## TASK TO COMPLETE
Go through the entries below and count the lines holding the word "ylabel". Reply with only the number, please.

## THE INPUT
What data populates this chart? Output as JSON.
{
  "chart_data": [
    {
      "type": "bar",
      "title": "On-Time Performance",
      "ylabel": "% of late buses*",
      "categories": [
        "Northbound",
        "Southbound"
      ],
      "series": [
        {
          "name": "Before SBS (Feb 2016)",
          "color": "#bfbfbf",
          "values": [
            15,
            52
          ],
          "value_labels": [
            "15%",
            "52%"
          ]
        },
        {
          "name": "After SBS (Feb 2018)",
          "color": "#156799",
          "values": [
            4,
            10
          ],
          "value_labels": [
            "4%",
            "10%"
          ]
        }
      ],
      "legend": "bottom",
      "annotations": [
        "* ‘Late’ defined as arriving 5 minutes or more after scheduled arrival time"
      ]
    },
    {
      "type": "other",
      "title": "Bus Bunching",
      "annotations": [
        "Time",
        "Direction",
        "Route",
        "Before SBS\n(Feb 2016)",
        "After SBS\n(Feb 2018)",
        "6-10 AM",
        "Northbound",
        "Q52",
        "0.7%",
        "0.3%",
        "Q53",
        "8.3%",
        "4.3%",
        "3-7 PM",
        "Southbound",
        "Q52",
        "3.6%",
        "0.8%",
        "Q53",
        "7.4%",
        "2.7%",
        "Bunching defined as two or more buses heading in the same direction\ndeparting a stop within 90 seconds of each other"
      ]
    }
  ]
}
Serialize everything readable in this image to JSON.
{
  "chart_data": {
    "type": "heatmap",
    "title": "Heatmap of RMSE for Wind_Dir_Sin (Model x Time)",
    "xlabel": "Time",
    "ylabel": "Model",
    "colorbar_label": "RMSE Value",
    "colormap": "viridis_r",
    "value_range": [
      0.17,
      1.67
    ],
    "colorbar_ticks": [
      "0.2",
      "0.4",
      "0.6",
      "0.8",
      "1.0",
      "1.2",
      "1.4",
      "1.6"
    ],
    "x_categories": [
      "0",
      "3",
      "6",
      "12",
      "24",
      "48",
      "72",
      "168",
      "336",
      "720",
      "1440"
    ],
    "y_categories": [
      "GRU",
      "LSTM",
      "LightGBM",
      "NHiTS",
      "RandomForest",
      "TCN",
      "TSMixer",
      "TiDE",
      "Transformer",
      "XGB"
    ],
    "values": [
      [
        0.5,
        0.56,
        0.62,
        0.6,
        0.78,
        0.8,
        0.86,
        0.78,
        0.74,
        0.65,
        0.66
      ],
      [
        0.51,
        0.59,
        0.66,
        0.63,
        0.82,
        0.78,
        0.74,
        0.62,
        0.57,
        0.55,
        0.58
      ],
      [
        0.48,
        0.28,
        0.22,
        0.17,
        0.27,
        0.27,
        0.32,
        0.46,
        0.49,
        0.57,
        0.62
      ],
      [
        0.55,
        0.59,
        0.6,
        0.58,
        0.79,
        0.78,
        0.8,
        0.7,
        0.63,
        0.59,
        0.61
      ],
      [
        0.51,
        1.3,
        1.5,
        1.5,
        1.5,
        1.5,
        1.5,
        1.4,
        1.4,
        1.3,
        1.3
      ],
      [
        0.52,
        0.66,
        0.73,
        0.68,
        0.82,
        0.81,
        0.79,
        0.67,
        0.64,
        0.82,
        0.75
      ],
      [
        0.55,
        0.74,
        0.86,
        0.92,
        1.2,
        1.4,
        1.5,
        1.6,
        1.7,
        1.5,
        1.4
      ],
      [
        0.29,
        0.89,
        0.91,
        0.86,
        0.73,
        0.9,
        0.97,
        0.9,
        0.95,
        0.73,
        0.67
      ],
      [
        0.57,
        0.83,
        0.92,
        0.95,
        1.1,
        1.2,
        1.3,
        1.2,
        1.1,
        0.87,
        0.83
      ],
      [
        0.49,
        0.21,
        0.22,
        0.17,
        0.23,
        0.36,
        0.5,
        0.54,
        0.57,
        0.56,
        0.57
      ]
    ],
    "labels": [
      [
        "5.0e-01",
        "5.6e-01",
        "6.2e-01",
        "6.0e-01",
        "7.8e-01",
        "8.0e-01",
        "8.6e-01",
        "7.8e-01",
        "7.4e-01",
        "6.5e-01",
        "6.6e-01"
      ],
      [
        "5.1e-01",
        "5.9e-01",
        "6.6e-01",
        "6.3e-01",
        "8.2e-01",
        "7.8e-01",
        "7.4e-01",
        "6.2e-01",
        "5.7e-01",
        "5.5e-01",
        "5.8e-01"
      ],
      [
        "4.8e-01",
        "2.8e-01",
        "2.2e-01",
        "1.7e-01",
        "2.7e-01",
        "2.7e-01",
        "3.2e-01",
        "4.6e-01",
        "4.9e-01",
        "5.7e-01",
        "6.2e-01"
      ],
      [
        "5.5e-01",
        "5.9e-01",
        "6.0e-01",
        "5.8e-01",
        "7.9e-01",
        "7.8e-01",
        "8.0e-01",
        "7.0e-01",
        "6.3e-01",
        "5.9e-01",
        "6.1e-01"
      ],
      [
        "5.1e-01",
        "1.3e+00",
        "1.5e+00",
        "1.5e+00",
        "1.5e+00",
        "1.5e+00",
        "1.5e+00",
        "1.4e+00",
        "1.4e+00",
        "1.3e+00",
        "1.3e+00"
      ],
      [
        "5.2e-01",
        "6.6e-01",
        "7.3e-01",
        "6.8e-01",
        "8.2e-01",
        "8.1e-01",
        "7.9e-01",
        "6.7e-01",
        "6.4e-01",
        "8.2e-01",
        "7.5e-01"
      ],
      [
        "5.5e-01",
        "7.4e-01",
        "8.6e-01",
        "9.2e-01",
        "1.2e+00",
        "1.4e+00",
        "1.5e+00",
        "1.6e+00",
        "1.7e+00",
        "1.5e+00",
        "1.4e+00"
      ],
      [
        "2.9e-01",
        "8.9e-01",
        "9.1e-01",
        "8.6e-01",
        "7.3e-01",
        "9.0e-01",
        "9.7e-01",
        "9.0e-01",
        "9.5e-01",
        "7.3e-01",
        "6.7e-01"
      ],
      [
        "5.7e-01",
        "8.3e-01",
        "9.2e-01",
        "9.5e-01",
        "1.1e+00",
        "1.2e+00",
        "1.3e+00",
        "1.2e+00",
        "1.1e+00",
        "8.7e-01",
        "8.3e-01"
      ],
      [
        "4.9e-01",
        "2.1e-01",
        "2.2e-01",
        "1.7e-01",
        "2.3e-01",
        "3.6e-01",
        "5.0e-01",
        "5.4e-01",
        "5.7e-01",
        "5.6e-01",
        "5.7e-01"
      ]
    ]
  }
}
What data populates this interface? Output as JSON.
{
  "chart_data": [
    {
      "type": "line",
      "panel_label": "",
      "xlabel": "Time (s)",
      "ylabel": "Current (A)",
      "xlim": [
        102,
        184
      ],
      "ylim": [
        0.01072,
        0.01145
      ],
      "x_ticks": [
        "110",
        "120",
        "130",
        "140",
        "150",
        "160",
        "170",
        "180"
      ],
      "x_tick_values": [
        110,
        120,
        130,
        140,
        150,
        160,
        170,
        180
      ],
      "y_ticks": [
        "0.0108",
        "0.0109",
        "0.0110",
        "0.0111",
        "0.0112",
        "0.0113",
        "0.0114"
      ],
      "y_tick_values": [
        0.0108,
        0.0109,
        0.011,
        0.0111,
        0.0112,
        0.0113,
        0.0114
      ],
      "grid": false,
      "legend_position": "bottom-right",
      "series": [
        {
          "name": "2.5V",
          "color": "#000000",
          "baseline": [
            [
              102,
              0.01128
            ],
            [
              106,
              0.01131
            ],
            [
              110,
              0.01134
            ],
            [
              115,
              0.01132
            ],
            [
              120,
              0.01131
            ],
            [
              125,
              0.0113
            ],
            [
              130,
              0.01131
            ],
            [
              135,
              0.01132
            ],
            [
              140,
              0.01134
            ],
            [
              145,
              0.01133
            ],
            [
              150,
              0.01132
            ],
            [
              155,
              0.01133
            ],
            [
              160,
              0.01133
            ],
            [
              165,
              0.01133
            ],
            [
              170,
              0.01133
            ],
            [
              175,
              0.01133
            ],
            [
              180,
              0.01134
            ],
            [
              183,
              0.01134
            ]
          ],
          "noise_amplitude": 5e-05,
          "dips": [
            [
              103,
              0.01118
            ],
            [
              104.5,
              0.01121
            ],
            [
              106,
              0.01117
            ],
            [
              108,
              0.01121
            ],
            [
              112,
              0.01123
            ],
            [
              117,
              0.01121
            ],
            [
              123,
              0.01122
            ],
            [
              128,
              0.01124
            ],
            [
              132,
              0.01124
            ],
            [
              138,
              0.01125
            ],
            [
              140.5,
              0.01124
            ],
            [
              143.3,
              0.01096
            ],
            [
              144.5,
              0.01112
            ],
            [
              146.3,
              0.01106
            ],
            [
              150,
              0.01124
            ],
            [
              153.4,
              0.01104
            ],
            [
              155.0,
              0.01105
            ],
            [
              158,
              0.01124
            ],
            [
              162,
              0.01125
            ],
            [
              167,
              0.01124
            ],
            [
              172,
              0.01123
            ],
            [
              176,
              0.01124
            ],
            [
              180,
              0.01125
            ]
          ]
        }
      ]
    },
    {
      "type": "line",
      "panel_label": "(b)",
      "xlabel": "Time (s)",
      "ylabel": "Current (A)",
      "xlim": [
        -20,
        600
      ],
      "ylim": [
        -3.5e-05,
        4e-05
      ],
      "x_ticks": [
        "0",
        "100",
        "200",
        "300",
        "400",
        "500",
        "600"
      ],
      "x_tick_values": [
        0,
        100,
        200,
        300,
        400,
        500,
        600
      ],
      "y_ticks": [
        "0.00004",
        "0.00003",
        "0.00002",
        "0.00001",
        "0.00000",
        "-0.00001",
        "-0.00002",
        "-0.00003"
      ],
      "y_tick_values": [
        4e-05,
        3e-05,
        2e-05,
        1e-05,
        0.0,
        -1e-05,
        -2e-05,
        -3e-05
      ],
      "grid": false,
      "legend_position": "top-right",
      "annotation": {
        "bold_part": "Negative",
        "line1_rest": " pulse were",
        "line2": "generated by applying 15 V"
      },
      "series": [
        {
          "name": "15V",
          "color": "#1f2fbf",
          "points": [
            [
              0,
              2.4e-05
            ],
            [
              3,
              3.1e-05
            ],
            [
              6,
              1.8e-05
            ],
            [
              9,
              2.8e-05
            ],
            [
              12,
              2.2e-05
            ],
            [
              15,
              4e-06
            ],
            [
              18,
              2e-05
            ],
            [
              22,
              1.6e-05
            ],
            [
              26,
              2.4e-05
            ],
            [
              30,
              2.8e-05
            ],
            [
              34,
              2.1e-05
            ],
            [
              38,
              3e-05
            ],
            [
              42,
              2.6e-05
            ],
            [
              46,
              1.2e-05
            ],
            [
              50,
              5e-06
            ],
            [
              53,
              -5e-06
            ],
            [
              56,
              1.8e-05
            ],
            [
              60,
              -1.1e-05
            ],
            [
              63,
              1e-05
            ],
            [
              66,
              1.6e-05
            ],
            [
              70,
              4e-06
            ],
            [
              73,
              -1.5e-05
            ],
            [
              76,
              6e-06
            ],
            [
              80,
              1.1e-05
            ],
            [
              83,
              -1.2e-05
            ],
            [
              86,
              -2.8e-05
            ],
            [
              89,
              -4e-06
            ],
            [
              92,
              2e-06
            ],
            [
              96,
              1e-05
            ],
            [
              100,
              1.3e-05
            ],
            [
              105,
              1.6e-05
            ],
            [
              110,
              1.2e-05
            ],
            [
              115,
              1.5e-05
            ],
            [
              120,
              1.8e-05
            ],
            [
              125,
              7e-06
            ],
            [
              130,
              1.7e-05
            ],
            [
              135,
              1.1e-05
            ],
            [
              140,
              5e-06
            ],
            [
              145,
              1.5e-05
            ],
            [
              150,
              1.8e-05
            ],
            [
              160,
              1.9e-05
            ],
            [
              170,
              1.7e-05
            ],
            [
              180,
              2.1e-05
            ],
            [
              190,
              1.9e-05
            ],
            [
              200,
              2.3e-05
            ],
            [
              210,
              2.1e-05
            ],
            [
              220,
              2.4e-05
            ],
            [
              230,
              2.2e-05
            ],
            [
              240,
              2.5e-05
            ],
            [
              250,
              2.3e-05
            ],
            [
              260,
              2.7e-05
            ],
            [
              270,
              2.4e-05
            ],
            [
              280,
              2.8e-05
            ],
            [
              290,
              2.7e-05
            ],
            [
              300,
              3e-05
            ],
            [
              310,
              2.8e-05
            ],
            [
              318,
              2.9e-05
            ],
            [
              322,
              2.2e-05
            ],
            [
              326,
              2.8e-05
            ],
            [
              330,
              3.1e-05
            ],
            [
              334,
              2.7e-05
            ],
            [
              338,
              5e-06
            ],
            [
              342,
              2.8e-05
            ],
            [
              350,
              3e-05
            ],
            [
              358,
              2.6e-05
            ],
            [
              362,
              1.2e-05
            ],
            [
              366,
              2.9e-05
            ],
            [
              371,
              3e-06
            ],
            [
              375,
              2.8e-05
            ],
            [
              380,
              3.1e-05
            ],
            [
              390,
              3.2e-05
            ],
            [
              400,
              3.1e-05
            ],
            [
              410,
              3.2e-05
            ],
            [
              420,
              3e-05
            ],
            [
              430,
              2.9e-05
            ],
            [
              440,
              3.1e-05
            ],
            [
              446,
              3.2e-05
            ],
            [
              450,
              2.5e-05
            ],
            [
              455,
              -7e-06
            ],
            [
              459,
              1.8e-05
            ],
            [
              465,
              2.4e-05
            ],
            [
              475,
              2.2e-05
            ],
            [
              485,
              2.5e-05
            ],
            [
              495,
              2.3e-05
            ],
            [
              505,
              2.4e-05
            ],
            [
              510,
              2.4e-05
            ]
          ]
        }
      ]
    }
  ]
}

## TASK ANSWER
4